- [Instructions]
- a) From the mainframe backend excerpt, list every column rule that generated HLASM code follows.
- b) In the mainframe backend excerpt, what size is a save area on z/Architecture?

Unlike x86 where the stack grows downward (toward lower addresses), IBM mainframes grow the stack upward (toward higher addresses). ANVIL handles this automatically.

Save Areas

Mainframes use chained save areas instead of push/pop on the stack:

S/370/S/390: 72 bytes (18 fullwords of 4 bytes)
z/Architecture: 144 bytes (18 doublewords of 8 bytes)

Stack-Based Code Generation

The mainframe backends generate efficient stack-based code:

Stack frame allocation via LA R2,72(,R13) (no GETMAIN overhead)
Proper save area chaining
Thread-safe execution
Simplified epilogue (no FREEMAIN cleanup)

HLASM Output

Generated mainframe code is in HLASM (High Level Assembler) format:

Labels in columns 1-8
Opcodes starting at column 10
Operands starting at column 16
Comments with asterisk in column 1

Adding New Backends

To add support for a new architecture:

Create a new file at src/backend/<arch>/<arch>.c
Implement the anvil_backend_ops_t structure:

const anvil_backend_ops_t anvil_backend_myarch = {
    .name = "MyArch",
    .arch = ANVIL_ARCH_MYARCH,
    .init = myarch_init,
    .cleanup = myarch_cleanup,
    .reset = myarch_reset,      // Clear cached IR pointers (optional but recommended)
    .prepare_ir = myarch_prepare_ir,  // Prepare/lower IR before codegen (optional)
    .codegen_module = myarch_codegen_module,
    .codegen_func = myarch_codegen_func,
    .get_arch_info = myarch_get_arch_info
};

Add the architecture to anvil.h:

typedef enum {
    // ...

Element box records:
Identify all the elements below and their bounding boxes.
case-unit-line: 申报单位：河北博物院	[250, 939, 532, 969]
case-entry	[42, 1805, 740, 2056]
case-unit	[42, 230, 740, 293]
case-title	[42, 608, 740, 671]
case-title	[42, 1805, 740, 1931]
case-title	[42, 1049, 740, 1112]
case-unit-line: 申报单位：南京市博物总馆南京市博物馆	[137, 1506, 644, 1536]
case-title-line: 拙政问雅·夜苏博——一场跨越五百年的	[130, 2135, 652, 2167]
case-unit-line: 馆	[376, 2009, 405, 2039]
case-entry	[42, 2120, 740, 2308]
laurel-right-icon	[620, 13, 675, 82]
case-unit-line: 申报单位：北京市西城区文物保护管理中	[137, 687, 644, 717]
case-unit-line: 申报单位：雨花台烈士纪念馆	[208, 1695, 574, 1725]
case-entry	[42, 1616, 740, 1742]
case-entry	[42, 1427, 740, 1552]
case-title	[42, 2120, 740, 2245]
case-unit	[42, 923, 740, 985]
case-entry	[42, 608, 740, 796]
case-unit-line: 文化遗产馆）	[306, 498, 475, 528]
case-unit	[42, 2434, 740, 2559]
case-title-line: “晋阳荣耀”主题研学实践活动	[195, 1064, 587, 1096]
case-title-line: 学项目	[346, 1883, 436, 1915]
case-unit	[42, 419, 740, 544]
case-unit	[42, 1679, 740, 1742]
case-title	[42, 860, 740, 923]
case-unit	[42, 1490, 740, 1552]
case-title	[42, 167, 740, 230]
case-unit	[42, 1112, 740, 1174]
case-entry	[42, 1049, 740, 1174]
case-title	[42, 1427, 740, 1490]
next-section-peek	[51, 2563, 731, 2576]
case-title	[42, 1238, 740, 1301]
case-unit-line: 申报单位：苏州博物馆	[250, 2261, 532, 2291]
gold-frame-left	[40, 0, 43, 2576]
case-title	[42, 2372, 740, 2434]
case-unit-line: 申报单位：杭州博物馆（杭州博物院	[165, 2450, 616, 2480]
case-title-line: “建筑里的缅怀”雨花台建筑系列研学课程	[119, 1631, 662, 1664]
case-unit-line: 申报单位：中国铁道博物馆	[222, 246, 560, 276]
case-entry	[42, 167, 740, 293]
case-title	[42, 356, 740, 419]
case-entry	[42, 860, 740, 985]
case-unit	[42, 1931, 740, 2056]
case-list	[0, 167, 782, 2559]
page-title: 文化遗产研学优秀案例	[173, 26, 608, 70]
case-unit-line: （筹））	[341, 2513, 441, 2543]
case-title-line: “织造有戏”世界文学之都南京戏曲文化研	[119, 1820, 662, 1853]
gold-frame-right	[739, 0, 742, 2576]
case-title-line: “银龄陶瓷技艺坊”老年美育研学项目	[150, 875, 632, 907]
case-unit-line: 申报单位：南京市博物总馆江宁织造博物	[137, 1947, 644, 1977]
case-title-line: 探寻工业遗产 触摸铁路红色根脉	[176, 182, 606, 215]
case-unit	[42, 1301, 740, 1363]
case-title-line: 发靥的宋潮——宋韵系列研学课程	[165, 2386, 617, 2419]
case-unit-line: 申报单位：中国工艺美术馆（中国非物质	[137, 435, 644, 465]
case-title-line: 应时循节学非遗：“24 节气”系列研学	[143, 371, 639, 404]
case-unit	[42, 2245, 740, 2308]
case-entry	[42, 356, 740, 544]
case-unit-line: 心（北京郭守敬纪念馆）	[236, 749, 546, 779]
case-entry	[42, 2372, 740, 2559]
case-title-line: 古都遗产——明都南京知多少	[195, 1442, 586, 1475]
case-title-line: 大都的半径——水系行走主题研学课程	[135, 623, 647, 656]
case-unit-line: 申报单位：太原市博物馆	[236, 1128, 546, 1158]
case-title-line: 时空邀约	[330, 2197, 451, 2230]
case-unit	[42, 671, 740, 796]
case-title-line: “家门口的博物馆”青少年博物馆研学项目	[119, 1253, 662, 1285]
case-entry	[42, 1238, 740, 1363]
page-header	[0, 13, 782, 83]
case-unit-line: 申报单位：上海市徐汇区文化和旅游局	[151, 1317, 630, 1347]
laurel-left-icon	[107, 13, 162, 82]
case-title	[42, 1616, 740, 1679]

- [Answers for the tasks]
- a)
- Labels in columns 1-8
- Opcodes starting at column 10
- Operands starting at column 16
- Comments with asterisk in column 1

- b) 144 bytes (18 doublewords of 8 bytes).